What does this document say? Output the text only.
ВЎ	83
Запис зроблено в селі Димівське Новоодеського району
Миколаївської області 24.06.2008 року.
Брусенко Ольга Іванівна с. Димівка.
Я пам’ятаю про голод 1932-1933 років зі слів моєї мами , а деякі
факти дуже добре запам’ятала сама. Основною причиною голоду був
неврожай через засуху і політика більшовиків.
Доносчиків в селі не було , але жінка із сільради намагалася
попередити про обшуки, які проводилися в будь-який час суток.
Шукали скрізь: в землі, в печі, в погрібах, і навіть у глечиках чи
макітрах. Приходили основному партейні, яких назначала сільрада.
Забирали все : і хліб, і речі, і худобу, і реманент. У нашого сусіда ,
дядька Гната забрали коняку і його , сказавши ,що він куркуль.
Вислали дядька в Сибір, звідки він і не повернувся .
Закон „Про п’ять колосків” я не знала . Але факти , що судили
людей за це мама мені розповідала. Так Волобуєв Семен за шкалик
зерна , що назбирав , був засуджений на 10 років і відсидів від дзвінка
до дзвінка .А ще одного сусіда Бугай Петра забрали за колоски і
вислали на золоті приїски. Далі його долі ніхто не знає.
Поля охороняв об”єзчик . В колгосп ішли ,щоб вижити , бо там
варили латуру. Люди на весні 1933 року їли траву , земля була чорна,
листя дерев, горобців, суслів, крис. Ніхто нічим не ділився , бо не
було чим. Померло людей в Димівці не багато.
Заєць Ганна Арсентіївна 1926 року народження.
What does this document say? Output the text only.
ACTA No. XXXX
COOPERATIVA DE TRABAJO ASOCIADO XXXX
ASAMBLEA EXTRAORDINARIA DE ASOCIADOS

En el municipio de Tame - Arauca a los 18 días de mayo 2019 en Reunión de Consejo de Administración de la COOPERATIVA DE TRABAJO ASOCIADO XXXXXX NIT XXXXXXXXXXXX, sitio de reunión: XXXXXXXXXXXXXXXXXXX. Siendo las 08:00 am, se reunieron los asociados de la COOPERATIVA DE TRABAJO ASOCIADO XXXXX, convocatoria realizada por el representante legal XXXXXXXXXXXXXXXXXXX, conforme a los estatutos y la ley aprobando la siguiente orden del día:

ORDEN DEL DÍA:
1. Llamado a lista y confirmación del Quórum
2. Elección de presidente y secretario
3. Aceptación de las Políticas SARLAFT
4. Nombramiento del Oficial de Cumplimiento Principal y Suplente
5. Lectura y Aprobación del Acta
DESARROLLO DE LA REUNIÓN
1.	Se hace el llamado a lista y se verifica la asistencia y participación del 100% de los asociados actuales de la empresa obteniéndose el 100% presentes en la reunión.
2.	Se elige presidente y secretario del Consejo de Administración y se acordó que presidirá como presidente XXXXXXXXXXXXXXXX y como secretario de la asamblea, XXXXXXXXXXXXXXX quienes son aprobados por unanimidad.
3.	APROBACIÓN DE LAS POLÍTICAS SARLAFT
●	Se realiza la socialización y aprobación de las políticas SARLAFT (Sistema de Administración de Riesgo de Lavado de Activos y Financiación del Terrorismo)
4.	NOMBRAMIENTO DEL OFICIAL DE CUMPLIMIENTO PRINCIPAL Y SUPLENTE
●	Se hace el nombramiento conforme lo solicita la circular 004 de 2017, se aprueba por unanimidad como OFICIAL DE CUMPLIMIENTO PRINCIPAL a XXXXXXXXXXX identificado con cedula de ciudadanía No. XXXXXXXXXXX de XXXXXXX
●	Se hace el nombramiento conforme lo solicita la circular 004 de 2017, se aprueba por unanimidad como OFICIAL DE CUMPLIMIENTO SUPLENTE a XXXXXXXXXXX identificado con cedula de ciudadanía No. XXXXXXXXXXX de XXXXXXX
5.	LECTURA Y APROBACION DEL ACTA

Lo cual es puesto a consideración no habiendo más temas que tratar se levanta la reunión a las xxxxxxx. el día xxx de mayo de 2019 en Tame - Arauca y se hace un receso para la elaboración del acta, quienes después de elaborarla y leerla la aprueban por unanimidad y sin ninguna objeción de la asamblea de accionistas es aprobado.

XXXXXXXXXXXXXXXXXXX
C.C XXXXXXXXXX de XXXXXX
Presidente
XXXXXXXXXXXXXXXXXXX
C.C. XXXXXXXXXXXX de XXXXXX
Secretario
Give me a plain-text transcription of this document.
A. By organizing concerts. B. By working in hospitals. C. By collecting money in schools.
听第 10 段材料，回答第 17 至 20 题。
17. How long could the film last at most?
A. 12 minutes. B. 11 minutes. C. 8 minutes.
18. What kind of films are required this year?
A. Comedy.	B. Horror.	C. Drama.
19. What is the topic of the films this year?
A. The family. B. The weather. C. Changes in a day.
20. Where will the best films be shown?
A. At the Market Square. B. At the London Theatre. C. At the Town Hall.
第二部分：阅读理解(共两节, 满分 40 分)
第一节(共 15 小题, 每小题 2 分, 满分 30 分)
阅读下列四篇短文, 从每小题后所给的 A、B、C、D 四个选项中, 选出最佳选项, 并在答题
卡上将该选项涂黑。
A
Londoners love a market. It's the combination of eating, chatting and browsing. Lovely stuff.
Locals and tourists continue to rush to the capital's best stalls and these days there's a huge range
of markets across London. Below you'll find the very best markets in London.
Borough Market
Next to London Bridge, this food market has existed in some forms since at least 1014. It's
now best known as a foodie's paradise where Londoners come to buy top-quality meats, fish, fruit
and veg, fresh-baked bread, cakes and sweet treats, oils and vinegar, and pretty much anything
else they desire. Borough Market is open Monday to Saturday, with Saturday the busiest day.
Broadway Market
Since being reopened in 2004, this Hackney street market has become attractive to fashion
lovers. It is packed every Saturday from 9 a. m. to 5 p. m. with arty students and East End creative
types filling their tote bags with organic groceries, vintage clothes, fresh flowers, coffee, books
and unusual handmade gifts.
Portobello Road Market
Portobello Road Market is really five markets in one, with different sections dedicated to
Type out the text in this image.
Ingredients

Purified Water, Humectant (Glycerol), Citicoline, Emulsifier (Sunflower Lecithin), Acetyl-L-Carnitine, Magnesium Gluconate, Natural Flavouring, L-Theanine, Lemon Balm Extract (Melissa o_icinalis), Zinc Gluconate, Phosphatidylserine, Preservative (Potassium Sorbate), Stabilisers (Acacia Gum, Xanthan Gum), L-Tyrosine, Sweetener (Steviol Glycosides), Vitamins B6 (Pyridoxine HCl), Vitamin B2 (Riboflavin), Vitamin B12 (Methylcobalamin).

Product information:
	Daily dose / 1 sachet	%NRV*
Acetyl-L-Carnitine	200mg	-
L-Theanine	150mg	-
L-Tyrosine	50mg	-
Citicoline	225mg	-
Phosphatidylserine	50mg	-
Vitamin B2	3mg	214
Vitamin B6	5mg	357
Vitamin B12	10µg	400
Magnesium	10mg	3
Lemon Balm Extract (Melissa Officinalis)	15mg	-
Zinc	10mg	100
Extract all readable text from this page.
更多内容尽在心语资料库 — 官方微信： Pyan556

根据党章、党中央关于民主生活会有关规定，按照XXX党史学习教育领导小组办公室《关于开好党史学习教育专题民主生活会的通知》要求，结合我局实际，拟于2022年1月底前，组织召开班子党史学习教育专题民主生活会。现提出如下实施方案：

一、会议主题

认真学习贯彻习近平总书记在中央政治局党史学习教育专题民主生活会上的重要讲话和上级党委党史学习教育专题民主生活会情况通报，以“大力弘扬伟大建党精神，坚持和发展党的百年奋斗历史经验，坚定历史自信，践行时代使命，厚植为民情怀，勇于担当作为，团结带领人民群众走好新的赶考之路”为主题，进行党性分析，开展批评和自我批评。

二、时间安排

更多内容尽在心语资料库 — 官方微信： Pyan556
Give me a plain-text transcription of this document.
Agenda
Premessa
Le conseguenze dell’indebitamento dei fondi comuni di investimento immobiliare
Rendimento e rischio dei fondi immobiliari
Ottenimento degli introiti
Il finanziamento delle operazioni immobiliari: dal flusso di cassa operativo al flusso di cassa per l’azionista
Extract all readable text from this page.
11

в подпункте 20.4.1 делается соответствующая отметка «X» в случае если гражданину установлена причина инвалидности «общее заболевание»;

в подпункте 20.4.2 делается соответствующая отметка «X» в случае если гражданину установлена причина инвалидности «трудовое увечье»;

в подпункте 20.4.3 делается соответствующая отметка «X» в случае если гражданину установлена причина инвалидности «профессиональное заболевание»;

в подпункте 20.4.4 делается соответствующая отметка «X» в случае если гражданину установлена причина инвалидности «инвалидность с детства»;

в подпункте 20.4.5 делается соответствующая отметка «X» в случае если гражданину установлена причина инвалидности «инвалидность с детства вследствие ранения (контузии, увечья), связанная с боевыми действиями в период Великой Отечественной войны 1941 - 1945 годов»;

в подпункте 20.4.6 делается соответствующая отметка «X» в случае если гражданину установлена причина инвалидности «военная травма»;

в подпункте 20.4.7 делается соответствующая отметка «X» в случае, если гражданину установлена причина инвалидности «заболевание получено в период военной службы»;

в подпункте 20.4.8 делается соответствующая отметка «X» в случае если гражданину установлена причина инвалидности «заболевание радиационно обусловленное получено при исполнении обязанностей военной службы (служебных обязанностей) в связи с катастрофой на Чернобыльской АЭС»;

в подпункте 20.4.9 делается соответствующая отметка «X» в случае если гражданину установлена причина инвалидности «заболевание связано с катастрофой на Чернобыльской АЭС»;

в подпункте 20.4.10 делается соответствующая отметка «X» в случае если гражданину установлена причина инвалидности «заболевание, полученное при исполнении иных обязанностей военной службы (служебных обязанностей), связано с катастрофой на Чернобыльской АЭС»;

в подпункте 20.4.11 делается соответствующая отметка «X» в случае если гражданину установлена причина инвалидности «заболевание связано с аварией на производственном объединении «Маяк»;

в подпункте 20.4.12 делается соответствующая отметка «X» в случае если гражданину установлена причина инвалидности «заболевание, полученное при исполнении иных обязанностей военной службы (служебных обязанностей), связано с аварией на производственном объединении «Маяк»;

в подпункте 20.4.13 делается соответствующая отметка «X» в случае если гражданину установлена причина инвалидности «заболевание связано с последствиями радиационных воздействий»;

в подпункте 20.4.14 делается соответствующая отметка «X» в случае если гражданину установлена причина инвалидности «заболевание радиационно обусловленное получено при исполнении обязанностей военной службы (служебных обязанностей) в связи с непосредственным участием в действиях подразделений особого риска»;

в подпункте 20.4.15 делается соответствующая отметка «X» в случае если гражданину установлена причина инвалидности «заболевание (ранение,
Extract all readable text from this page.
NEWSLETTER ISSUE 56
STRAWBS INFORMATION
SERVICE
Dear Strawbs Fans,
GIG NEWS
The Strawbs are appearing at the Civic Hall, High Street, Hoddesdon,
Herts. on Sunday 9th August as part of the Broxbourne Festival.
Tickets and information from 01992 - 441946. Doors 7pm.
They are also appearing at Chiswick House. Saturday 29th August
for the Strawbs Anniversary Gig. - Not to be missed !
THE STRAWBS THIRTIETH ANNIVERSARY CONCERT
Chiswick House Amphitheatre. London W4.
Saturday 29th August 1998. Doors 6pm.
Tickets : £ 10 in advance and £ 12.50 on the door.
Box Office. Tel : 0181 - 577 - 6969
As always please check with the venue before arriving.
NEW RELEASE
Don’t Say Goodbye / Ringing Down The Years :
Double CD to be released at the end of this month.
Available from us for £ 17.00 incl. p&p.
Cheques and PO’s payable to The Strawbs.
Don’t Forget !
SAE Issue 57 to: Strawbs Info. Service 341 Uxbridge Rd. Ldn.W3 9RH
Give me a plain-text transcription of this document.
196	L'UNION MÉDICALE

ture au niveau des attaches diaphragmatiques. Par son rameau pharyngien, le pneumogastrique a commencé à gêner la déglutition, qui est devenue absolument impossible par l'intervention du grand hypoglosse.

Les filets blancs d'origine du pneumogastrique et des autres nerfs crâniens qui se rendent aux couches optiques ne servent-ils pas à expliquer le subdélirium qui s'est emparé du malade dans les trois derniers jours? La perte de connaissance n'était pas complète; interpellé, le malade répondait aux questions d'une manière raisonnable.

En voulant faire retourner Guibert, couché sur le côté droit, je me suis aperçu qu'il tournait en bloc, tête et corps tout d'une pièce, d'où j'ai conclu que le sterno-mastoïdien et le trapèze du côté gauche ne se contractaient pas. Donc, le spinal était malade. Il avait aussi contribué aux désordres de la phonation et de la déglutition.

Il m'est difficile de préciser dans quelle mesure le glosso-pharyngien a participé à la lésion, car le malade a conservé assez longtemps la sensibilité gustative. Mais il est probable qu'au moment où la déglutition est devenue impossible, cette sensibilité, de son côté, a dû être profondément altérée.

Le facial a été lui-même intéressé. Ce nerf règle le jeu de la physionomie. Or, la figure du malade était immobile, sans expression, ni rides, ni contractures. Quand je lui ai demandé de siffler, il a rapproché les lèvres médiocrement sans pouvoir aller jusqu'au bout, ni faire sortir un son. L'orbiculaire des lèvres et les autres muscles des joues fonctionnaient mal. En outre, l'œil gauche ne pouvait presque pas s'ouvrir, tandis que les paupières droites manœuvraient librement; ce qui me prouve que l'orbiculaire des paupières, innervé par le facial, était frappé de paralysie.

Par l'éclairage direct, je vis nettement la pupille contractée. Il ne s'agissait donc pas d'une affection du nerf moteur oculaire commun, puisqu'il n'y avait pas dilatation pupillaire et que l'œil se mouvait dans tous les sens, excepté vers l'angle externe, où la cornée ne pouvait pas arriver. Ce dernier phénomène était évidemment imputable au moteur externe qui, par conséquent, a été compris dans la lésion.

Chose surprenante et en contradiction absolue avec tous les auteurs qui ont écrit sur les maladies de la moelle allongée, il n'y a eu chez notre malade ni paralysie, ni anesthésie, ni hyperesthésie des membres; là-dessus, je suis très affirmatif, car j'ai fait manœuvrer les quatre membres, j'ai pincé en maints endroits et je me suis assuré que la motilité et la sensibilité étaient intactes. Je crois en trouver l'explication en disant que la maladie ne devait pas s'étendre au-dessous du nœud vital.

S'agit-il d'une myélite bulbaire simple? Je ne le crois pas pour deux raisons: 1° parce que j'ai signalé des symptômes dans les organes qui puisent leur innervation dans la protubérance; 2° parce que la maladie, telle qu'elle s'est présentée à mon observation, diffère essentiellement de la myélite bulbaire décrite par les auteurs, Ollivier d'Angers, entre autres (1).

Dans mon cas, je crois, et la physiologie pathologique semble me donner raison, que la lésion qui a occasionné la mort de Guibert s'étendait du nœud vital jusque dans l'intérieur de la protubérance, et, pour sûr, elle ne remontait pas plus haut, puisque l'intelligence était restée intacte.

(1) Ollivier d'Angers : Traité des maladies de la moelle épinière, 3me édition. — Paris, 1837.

■ REQUIRED TASK
Scan the material above. Copy each line where "людей" occurs.

■ FINISHED ANSWER
людей за це мама мені розповідала. Так Волобуєв Семен за шкалик
було чим. Померло людей в Димівці не багато.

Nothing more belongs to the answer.